*Exercise directions*
Quote exactly, and only, the lines from the one containing "Parse this screenshot: output" through the end of the material below. Skip pictures.

....

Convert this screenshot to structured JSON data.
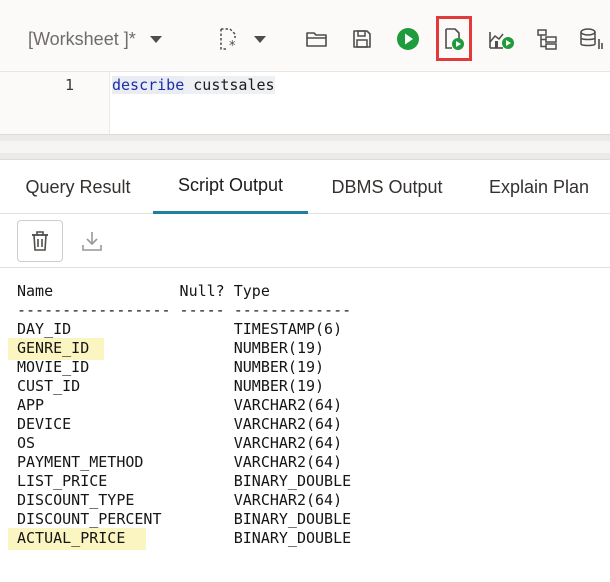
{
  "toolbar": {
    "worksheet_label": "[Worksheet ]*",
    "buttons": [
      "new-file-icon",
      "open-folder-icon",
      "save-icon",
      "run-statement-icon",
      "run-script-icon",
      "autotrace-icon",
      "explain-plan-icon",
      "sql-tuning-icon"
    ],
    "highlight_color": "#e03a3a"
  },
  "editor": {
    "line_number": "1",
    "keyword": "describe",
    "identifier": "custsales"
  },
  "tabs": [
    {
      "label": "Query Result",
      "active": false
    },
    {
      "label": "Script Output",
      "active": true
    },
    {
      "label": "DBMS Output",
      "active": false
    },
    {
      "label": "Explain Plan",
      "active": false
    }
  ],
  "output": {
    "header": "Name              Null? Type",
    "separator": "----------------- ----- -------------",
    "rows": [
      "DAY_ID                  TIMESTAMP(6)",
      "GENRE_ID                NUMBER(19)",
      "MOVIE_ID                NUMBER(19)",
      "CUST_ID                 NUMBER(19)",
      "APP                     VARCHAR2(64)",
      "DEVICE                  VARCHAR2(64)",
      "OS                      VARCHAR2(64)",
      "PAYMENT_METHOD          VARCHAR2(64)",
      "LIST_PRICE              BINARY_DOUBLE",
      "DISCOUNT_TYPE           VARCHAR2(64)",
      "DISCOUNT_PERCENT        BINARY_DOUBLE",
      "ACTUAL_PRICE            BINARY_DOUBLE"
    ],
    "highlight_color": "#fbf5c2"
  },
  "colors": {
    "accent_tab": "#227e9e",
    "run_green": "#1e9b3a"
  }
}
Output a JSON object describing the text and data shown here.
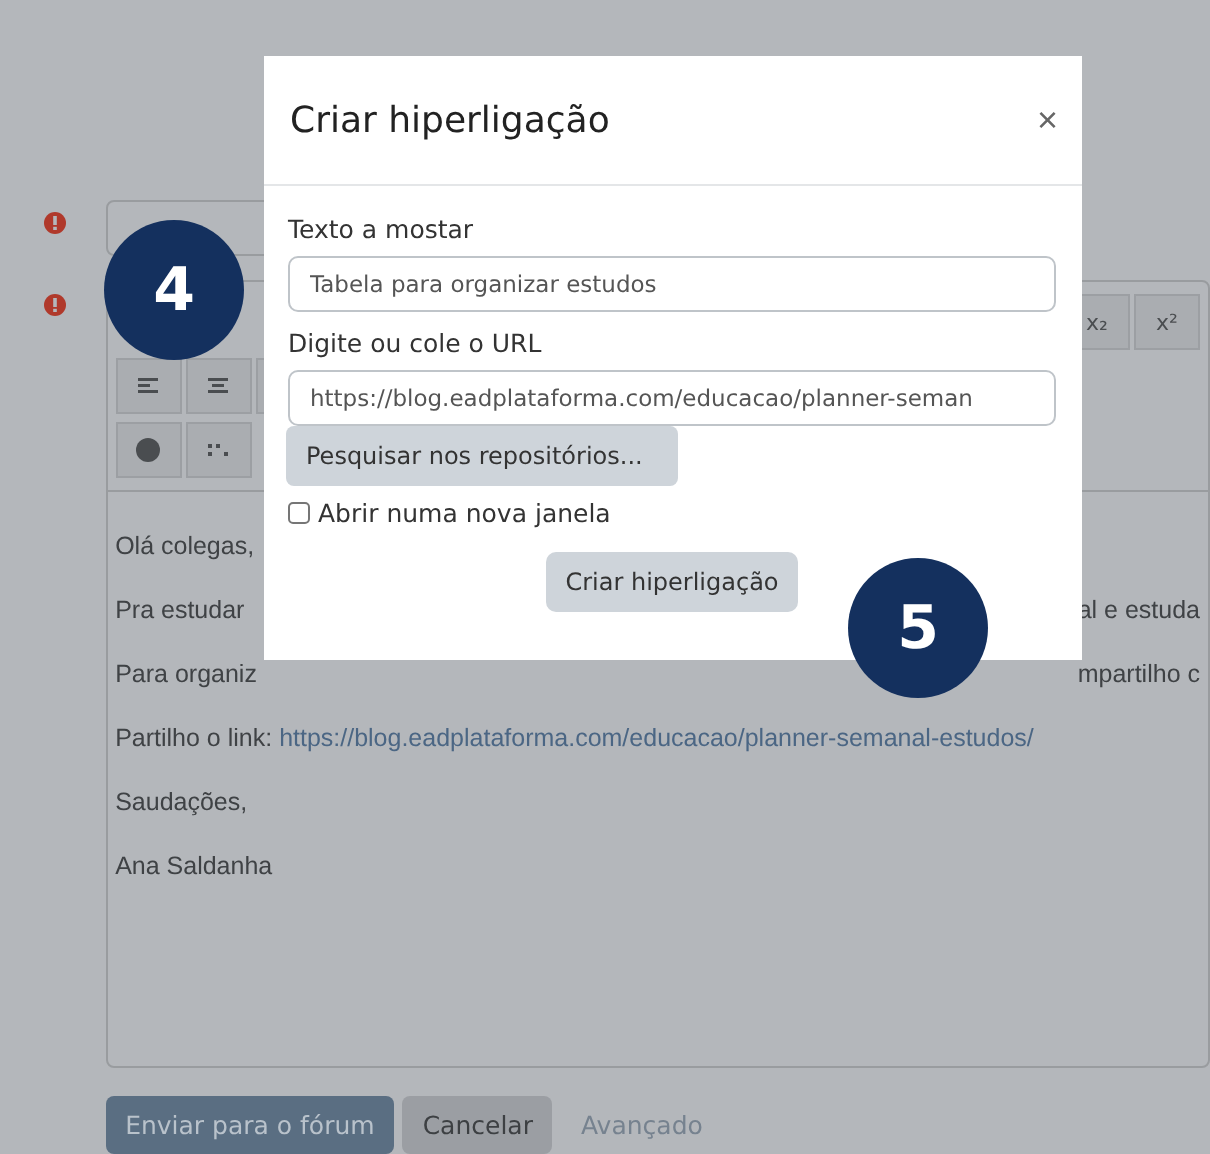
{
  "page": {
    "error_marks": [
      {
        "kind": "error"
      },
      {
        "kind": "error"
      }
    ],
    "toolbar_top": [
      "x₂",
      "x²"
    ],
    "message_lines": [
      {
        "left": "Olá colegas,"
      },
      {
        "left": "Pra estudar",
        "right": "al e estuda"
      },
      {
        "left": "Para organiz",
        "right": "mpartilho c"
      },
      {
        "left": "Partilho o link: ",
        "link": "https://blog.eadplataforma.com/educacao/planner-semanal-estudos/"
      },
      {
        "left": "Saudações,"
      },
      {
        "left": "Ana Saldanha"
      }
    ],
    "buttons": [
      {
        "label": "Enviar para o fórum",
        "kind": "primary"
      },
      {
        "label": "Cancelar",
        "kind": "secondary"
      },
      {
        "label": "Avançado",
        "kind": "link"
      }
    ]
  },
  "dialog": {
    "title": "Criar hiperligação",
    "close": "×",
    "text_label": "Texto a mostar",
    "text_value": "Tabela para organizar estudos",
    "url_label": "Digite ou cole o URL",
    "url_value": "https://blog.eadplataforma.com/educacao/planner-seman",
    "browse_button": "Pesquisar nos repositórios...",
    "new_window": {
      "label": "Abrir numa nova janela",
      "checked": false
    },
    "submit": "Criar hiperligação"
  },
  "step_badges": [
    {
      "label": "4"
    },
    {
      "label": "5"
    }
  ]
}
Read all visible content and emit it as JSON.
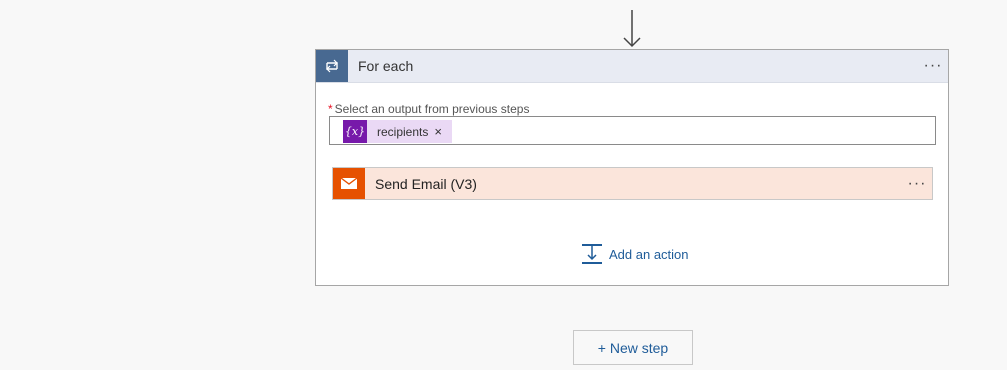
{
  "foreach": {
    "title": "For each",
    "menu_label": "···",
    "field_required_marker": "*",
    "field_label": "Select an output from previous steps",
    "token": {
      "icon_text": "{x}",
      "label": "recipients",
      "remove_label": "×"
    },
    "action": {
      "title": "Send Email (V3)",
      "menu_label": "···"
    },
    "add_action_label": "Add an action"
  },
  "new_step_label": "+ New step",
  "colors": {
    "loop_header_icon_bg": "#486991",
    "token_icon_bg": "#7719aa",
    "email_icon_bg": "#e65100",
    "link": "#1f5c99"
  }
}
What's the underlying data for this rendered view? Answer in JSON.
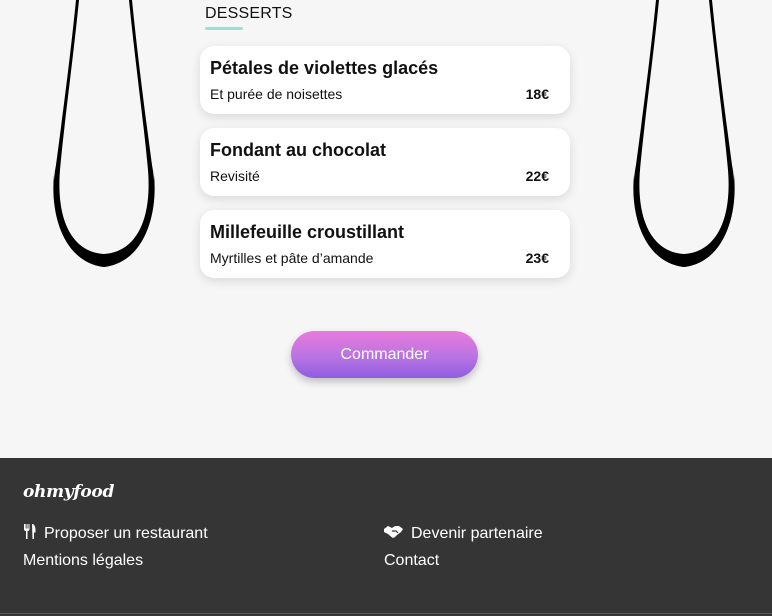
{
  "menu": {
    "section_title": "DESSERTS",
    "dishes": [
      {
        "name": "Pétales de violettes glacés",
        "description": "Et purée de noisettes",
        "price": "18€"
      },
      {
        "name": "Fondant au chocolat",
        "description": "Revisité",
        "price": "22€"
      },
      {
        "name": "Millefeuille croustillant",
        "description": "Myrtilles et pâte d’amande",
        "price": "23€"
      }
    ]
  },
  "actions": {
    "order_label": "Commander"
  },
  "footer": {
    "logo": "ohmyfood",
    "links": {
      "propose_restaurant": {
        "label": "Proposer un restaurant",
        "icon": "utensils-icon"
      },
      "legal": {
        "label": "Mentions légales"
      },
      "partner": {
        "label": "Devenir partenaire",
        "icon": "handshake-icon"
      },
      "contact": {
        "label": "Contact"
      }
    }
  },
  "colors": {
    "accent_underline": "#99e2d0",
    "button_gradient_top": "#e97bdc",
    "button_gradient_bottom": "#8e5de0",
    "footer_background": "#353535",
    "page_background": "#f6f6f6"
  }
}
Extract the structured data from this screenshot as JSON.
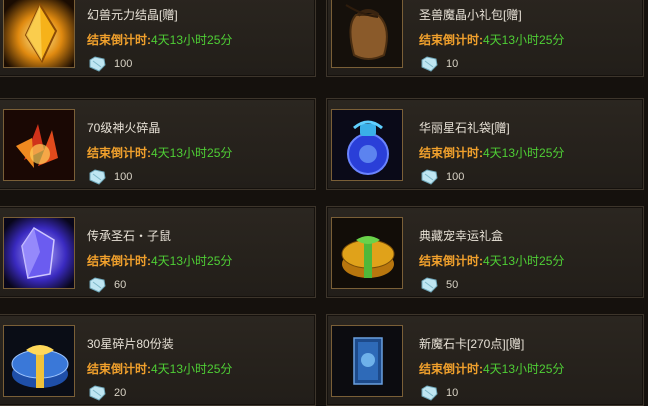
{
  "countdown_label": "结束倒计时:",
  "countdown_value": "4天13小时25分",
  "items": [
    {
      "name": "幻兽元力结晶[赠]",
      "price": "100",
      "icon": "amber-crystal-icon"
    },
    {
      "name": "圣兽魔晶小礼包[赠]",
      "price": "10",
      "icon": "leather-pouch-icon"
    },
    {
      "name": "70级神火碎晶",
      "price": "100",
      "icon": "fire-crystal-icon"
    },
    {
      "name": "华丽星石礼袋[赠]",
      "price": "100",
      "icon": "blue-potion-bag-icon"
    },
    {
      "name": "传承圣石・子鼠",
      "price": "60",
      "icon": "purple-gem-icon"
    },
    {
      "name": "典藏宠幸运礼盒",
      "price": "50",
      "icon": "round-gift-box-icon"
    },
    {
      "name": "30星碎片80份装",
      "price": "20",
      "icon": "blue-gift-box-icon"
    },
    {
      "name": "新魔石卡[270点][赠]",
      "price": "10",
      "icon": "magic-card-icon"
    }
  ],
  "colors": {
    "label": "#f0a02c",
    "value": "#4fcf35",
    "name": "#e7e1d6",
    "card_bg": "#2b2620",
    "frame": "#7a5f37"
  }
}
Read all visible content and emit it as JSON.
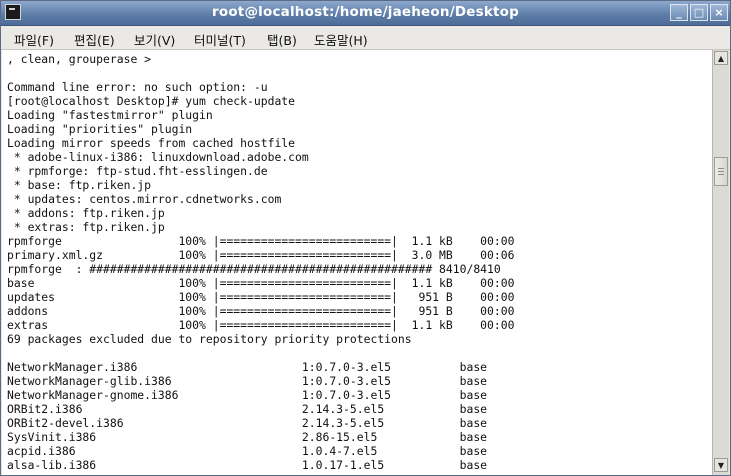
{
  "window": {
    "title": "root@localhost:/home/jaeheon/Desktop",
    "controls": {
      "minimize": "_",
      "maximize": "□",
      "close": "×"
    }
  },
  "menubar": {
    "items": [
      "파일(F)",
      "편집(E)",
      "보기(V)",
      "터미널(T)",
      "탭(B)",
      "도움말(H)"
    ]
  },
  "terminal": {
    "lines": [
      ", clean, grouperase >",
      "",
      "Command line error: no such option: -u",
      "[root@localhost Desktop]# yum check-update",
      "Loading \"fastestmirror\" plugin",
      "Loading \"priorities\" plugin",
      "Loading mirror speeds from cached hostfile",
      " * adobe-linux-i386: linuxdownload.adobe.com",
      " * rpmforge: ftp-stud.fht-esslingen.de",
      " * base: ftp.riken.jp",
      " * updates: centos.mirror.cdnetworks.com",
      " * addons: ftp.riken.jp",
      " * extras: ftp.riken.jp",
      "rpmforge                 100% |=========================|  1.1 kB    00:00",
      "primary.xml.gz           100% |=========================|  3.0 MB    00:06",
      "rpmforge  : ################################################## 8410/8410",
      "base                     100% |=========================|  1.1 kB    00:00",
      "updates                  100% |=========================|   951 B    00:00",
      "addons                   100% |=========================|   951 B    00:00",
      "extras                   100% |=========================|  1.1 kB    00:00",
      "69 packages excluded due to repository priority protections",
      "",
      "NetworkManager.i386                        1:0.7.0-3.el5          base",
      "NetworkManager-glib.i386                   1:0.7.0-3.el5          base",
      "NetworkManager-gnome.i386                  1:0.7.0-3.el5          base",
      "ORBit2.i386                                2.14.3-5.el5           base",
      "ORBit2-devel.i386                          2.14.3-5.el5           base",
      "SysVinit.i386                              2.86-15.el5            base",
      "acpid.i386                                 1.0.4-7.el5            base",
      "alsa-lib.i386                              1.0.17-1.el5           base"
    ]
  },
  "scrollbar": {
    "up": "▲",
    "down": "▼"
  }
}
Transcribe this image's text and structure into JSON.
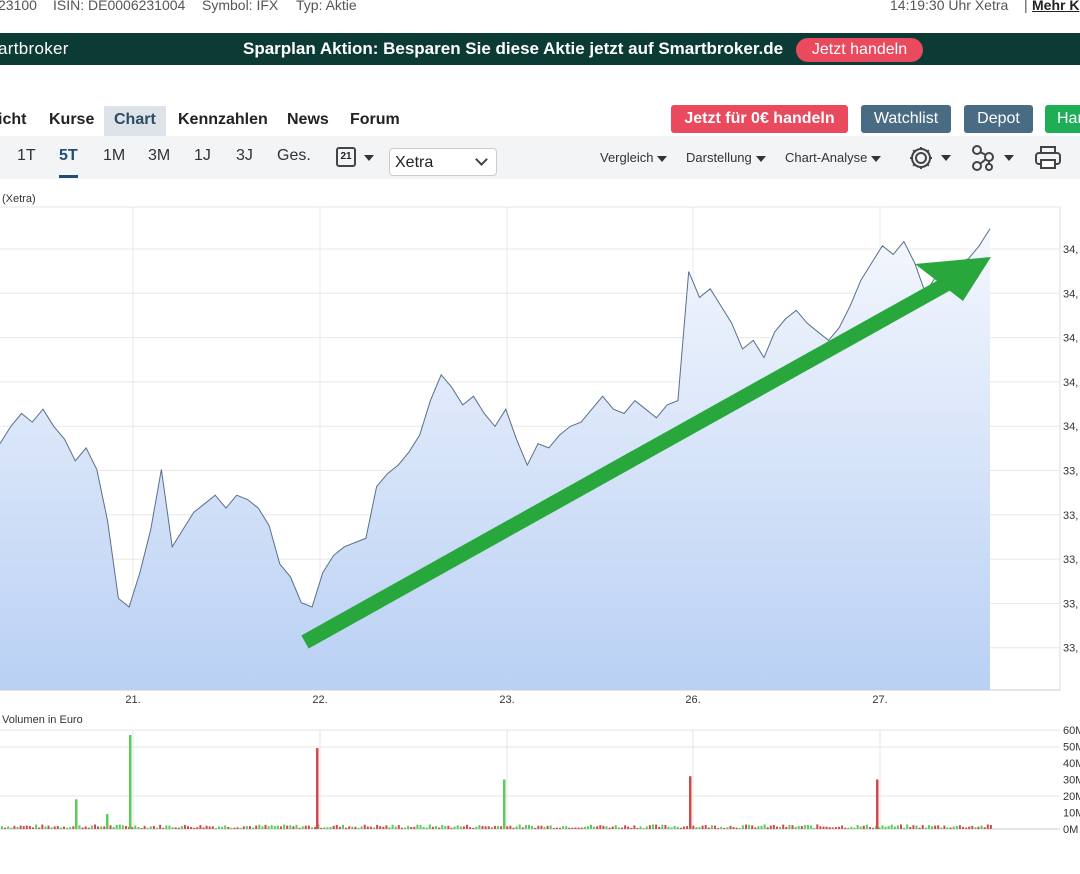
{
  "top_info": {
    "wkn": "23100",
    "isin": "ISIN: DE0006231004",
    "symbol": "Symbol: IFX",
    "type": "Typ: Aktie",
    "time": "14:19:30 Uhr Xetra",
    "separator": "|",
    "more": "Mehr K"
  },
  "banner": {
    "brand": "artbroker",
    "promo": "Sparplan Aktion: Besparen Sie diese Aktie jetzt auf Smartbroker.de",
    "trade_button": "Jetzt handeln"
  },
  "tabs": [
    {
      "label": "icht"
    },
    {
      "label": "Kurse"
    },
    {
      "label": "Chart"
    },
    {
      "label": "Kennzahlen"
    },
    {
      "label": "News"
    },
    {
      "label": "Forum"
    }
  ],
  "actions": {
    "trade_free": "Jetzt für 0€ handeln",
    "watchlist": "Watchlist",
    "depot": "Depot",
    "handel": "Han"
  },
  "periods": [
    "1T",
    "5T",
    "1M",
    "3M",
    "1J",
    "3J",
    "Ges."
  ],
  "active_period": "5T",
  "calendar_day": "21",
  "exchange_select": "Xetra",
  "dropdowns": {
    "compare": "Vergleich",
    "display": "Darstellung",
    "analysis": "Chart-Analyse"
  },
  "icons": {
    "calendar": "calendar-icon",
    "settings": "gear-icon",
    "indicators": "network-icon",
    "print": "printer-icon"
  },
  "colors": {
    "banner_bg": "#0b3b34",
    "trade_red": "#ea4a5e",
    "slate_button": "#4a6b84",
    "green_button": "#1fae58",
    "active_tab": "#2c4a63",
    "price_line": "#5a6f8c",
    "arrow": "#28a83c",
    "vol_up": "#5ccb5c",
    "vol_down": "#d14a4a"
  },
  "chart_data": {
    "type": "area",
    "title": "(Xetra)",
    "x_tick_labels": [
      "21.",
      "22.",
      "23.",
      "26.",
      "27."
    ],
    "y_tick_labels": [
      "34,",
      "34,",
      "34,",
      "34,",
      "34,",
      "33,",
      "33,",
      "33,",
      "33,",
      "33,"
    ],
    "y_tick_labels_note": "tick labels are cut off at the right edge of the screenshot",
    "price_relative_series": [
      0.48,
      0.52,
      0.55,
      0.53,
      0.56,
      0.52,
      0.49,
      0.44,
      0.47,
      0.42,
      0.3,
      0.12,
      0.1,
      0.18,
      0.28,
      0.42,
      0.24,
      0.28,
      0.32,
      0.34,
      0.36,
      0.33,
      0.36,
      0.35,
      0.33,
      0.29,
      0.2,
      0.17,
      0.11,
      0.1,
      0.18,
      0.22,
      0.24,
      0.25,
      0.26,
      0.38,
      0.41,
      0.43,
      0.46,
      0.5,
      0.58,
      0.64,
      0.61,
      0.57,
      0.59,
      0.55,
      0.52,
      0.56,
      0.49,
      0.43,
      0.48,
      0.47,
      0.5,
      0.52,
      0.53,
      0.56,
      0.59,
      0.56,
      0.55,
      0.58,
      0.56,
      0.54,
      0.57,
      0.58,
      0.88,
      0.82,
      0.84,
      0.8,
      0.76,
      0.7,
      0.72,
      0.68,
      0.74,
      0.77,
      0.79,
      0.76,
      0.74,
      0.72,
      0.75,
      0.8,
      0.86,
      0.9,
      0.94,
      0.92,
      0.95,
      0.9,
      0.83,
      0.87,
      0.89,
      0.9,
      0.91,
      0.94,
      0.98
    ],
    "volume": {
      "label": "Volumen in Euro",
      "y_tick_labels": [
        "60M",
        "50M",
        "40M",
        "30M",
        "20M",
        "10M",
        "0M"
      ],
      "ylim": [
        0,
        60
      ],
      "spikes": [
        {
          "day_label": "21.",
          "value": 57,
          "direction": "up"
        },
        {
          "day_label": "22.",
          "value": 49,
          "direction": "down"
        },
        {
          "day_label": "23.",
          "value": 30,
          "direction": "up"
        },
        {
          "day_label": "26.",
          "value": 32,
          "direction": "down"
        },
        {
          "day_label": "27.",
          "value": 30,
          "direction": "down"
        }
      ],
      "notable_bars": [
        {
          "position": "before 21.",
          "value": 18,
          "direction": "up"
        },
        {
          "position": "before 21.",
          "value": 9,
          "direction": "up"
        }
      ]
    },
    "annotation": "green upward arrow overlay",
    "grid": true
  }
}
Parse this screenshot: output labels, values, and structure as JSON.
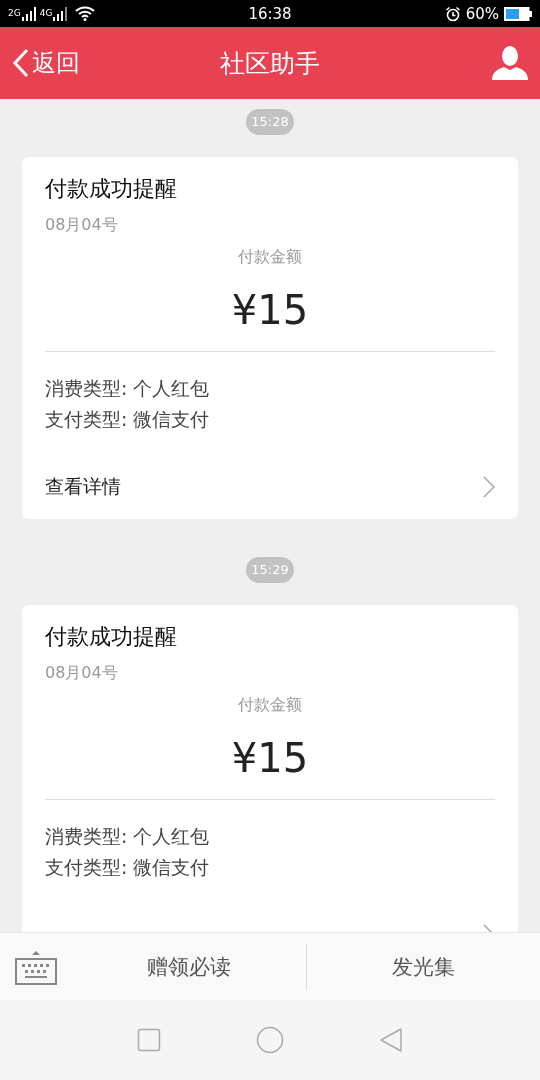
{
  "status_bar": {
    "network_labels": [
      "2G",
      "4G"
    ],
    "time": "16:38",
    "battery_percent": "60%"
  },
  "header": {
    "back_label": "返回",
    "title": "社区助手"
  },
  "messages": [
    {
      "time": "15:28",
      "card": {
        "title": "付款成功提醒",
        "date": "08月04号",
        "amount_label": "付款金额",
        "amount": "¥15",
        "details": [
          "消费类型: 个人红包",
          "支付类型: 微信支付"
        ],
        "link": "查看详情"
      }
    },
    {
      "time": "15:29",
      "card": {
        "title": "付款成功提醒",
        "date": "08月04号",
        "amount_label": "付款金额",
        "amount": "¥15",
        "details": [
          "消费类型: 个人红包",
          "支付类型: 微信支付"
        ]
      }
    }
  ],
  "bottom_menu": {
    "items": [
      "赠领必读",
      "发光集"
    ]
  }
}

....

*Written response*
Parse this screenshot: output labels, values, and structure as JSON.
{
  "status_bar": {
    "network_labels": [
      "2G",
      "4G"
    ],
    "time": "16:38",
    "battery_percent": "60%"
  },
  "header": {
    "back_label": "返回",
    "title": "社区助手"
  },
  "messages": [
    {
      "time": "15:28",
      "card": {
        "title": "付款成功提醒",
        "date": "08月04号",
        "amount_label": "付款金额",
        "amount": "¥15",
        "details": [
          "消费类型: 个人红包",
          "支付类型: 微信支付"
        ],
        "link": "查看详情"
      }
    },
    {
      "time": "15:29",
      "card": {
        "title": "付款成功提醒",
        "date": "08月04号",
        "amount_label": "付款金额",
        "amount": "¥15",
        "details": [
          "消费类型: 个人红包",
          "支付类型: 微信支付"
        ]
      }
    }
  ],
  "bottom_menu": {
    "items": [
      "赠领必读",
      "发光集"
    ]
  }
}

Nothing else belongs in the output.